Copy out every line exactly as given.

#####

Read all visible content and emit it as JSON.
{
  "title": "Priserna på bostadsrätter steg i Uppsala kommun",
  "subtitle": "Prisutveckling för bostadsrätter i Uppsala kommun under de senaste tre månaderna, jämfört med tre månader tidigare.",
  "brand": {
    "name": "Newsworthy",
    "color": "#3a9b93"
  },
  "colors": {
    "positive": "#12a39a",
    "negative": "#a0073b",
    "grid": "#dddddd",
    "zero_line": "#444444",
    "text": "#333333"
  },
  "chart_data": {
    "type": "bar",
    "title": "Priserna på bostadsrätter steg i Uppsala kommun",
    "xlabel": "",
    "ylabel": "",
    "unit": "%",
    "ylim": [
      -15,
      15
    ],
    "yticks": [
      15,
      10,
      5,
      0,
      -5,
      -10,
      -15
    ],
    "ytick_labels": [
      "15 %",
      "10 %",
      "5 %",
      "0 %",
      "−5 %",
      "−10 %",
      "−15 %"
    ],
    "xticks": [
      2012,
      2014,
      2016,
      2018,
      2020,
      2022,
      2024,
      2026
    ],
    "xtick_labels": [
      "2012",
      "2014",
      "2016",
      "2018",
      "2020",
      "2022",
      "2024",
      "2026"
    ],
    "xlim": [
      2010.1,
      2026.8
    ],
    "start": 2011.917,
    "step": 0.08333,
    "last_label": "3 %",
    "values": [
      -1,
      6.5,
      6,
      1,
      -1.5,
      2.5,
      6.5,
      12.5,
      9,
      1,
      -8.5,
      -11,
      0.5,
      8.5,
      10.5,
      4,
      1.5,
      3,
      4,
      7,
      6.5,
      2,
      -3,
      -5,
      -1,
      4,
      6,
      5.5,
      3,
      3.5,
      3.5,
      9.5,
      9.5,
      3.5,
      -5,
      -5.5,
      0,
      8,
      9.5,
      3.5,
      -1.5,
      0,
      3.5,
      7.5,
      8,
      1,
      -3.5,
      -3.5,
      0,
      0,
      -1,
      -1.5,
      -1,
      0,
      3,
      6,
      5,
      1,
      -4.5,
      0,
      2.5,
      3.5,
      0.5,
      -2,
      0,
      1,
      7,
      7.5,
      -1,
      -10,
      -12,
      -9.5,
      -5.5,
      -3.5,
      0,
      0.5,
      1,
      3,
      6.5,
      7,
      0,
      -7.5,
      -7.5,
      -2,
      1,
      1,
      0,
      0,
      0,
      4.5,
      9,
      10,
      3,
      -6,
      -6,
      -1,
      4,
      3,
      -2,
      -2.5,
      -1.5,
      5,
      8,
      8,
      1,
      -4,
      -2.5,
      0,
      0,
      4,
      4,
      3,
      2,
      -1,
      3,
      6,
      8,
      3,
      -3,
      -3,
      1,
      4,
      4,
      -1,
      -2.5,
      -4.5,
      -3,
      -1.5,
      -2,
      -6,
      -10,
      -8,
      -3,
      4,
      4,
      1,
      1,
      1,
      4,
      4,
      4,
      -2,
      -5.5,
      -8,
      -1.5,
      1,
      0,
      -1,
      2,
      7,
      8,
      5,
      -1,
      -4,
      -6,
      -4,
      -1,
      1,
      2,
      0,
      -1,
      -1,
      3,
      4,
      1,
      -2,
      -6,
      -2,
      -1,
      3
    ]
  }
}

#####

* _The completed task_:
Read all visible content and emit it as JSON.
{
  "title": "Priserna på bostadsrätter steg i Uppsala kommun",
  "subtitle": "Prisutveckling för bostadsrätter i Uppsala kommun under de senaste tre månaderna, jämfört med tre månader tidigare.",
  "brand": {
    "name": "Newsworthy",
    "color": "#3a9b93"
  },
  "colors": {
    "positive": "#12a39a",
    "negative": "#a0073b",
    "grid": "#dddddd",
    "zero_line": "#444444",
    "text": "#333333"
  },
  "chart_data": {
    "type": "bar",
    "title": "Priserna på bostadsrätter steg i Uppsala kommun",
    "xlabel": "",
    "ylabel": "",
    "unit": "%",
    "ylim": [
      -15,
      15
    ],
    "yticks": [
      15,
      10,
      5,
      0,
      -5,
      -10,
      -15
    ],
    "ytick_labels": [
      "15 %",
      "10 %",
      "5 %",
      "0 %",
      "−5 %",
      "−10 %",
      "−15 %"
    ],
    "xticks": [
      2012,
      2014,
      2016,
      2018,
      2020,
      2022,
      2024,
      2026
    ],
    "xtick_labels": [
      "2012",
      "2014",
      "2016",
      "2018",
      "2020",
      "2022",
      "2024",
      "2026"
    ],
    "xlim": [
      2010.1,
      2026.8
    ],
    "start": 2011.917,
    "step": 0.08333,
    "last_label": "3 %",
    "values": [
      -1,
      6.5,
      6,
      1,
      -1.5,
      2.5,
      6.5,
      12.5,
      9,
      1,
      -8.5,
      -11,
      0.5,
      8.5,
      10.5,
      4,
      1.5,
      3,
      4,
      7,
      6.5,
      2,
      -3,
      -5,
      -1,
      4,
      6,
      5.5,
      3,
      3.5,
      3.5,
      9.5,
      9.5,
      3.5,
      -5,
      -5.5,
      0,
      8,
      9.5,
      3.5,
      -1.5,
      0,
      3.5,
      7.5,
      8,
      1,
      -3.5,
      -3.5,
      0,
      0,
      -1,
      -1.5,
      -1,
      0,
      3,
      6,
      5,
      1,
      -4.5,
      0,
      2.5,
      3.5,
      0.5,
      -2,
      0,
      1,
      7,
      7.5,
      -1,
      -10,
      -12,
      -9.5,
      -5.5,
      -3.5,
      0,
      0.5,
      1,
      3,
      6.5,
      7,
      0,
      -7.5,
      -7.5,
      -2,
      1,
      1,
      0,
      0,
      0,
      4.5,
      9,
      10,
      3,
      -6,
      -6,
      -1,
      4,
      3,
      -2,
      -2.5,
      -1.5,
      5,
      8,
      8,
      1,
      -4,
      -2.5,
      0,
      0,
      4,
      4,
      3,
      2,
      -1,
      3,
      6,
      8,
      3,
      -3,
      -3,
      1,
      4,
      4,
      -1,
      -2.5,
      -4.5,
      -3,
      -1.5,
      -2,
      -6,
      -10,
      -8,
      -3,
      4,
      4,
      1,
      1,
      1,
      4,
      4,
      4,
      -2,
      -5.5,
      -8,
      -1.5,
      1,
      0,
      -1,
      2,
      7,
      8,
      5,
      -1,
      -4,
      -6,
      -4,
      -1,
      1,
      2,
      0,
      -1,
      -1,
      3,
      4,
      1,
      -2,
      -6,
      -2,
      -1,
      3
    ]
  }
}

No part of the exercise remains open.